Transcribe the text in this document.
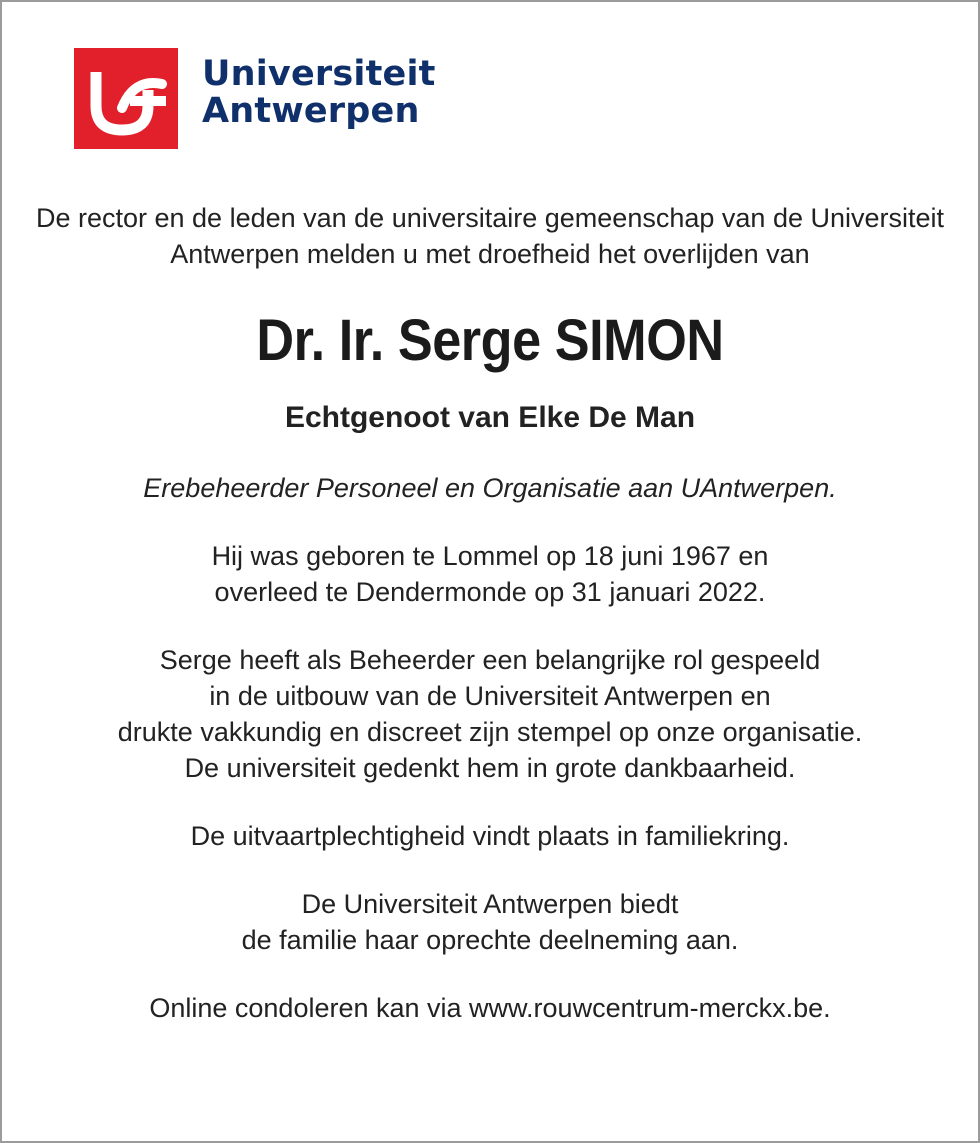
Universiteit
Antwerpen

De rector en de leden van de universitaire gemeenschap van de Universiteit Antwerpen melden u met droefheid het overlijden van

Dr. Ir. Serge SIMON
Echtgenoot van Elke De Man
Erebeheerder Personeel en Organisatie aan UAntwerpen.

Hij was geboren te Lommel op 18 juni 1967 en
overleed te Dendermonde op 31 januari 2022.

Serge heeft als Beheerder een belangrijke rol gespeeld
in de uitbouw van de Universiteit Antwerpen en
drukte vakkundig en discreet zijn stempel op onze organisatie.
De universiteit gedenkt hem in grote dankbaarheid.

De uitvaartplechtigheid vindt plaats in familiekring.

De Universiteit Antwerpen biedt
de familie haar oprechte deelneming aan.

Online condoleren kan via www.rouwcentrum-merckx.be.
--*--
→ EXERCISE TASK
Copy out every line of the listing that contains the string "Serge".

→ TASK RESULT
Dr. Ir. Serge SIMON
Serge heeft als Beheerder een belangrijke rol gespeeld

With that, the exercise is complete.